Short exercise>
Only the lines holding the string "level" are needed. Copy each one.

Records for the exercise>
━━━━━━━━

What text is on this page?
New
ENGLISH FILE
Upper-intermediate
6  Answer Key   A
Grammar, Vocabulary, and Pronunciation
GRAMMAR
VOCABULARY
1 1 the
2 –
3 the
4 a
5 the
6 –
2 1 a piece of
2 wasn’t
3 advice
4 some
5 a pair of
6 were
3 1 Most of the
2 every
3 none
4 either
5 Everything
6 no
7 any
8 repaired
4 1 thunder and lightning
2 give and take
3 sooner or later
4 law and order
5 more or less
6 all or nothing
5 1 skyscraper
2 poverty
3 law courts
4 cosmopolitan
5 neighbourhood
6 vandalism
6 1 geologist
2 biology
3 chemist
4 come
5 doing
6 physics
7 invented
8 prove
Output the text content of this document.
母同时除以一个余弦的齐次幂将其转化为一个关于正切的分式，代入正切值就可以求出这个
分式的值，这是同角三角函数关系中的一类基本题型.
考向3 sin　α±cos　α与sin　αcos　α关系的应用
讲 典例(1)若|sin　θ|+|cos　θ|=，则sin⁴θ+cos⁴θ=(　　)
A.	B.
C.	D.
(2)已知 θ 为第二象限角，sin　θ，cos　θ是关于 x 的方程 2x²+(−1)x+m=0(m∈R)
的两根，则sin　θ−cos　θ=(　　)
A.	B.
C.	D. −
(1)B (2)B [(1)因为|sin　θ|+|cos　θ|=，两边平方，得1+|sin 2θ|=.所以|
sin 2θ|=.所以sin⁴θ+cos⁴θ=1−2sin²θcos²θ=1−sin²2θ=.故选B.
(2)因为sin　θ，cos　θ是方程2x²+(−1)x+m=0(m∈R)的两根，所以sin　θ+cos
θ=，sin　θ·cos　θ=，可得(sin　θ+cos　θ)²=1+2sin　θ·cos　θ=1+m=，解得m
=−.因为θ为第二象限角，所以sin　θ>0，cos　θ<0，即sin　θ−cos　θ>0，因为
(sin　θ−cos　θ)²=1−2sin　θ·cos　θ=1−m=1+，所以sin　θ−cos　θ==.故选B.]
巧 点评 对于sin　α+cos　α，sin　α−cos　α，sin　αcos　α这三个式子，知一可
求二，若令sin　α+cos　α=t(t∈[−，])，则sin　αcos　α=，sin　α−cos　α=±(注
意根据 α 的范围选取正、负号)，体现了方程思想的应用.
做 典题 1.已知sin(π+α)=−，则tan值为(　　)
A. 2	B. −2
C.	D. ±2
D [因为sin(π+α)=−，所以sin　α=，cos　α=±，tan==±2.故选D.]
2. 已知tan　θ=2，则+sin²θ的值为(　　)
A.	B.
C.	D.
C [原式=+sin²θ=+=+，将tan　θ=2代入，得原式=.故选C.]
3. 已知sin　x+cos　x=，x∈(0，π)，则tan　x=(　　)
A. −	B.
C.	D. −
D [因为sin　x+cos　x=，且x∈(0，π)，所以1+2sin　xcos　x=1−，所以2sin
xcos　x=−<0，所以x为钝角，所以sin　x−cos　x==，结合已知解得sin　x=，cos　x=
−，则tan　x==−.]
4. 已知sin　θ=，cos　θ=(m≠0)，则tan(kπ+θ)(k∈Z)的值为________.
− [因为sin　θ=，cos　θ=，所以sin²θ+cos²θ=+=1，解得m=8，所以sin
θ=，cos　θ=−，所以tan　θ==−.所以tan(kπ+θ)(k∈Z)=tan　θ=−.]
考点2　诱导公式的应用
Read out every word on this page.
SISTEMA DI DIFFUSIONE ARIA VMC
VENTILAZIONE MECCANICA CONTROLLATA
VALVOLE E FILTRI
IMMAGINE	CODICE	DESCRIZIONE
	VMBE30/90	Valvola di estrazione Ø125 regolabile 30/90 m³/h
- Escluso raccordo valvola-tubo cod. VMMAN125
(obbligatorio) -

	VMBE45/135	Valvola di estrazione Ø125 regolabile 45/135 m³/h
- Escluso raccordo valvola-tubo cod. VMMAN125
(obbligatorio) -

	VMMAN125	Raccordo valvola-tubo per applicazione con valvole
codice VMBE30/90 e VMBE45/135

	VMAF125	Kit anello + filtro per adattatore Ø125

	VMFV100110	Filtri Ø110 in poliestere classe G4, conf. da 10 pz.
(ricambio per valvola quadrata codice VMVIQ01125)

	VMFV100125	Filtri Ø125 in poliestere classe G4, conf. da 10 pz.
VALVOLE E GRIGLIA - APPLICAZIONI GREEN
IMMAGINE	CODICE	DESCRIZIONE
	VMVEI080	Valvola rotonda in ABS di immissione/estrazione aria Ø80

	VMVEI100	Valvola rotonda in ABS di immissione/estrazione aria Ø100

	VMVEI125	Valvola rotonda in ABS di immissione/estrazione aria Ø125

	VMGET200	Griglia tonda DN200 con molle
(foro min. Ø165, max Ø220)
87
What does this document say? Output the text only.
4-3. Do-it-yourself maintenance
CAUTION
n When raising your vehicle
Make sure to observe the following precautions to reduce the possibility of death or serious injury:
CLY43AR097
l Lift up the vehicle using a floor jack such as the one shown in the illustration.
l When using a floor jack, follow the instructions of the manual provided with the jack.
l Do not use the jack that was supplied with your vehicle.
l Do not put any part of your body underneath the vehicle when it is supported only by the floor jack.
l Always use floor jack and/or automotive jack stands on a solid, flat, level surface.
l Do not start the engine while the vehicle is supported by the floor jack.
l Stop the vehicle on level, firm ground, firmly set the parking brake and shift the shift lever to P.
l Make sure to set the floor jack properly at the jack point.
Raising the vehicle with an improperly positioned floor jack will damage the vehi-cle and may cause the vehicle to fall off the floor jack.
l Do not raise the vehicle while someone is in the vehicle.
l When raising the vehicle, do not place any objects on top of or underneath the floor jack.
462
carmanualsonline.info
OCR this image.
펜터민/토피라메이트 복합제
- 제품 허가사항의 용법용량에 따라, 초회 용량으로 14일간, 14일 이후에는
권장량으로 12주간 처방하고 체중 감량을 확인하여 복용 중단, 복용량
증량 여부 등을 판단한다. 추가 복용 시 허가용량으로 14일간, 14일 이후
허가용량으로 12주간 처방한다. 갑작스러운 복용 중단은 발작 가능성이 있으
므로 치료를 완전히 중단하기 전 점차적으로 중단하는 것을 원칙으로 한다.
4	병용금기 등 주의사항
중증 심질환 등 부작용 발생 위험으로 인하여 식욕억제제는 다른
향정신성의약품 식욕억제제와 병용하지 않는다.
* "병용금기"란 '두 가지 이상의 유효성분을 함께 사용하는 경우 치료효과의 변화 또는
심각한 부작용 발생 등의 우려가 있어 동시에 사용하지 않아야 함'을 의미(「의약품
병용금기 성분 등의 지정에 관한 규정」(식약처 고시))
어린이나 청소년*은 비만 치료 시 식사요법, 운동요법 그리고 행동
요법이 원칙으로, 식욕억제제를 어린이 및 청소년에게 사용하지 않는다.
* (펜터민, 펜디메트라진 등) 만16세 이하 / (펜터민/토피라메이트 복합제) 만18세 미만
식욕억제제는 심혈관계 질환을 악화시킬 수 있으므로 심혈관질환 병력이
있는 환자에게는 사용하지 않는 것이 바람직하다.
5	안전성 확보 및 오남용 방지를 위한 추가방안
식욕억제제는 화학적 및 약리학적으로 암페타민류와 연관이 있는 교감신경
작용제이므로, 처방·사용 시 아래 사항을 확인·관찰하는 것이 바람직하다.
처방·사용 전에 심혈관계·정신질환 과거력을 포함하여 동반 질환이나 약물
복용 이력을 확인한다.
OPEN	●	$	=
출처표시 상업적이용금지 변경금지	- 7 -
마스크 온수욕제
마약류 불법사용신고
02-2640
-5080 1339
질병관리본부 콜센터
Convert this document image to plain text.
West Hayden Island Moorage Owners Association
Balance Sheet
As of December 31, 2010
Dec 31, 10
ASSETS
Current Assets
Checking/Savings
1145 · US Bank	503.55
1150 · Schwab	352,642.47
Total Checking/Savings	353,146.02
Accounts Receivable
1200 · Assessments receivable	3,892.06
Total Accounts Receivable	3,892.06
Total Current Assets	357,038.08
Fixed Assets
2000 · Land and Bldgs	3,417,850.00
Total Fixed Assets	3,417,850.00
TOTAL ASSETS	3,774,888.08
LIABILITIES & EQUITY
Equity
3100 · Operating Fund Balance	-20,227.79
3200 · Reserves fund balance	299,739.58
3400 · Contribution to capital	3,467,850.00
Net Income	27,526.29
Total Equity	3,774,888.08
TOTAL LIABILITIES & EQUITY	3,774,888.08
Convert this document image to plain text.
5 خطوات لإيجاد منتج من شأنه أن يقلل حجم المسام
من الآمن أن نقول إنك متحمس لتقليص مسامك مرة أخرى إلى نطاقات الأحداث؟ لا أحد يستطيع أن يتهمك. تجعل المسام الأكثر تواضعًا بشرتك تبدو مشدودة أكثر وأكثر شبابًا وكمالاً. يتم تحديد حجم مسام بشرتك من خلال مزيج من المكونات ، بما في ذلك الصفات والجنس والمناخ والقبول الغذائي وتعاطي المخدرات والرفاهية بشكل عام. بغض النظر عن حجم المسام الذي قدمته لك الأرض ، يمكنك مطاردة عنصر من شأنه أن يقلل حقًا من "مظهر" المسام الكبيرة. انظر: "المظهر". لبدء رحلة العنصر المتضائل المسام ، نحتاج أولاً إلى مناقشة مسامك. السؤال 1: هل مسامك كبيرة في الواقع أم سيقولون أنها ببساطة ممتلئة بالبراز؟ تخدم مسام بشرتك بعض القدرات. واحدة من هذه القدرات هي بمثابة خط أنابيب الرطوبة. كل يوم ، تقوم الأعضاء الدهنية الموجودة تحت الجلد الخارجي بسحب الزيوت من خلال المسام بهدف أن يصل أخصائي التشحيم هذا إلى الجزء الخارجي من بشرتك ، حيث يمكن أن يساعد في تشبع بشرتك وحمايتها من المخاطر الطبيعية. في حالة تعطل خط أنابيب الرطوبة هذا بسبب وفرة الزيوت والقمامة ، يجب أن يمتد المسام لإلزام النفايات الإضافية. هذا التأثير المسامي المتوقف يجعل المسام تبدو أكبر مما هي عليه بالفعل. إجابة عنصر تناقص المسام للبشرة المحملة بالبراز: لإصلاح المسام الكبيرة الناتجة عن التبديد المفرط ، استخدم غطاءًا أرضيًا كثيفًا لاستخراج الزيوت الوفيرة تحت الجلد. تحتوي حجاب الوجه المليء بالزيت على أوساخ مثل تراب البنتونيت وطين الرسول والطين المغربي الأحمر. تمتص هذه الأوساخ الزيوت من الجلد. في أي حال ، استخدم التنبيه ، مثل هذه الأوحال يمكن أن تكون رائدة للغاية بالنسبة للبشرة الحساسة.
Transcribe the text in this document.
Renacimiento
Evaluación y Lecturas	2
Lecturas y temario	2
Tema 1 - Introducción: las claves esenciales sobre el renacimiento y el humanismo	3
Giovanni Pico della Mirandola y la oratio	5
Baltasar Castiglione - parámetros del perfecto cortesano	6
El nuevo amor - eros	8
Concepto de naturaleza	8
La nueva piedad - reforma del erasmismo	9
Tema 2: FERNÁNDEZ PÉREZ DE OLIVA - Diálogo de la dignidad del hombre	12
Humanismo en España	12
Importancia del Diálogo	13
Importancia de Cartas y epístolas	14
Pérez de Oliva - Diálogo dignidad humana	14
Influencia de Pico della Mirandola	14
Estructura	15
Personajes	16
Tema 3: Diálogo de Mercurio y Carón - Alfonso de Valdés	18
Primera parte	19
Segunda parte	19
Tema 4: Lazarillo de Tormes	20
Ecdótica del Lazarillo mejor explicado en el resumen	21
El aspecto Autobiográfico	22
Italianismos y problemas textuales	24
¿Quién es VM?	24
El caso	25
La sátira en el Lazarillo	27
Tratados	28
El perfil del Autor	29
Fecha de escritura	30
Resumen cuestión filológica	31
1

━━━━━━━━

Answer for the task>
l Always use floor jack and/or automotive jack stands on a solid, flat, level surface.
l Stop the vehicle on level, firm ground, firmly set the parking brake and shift the shift lever to P.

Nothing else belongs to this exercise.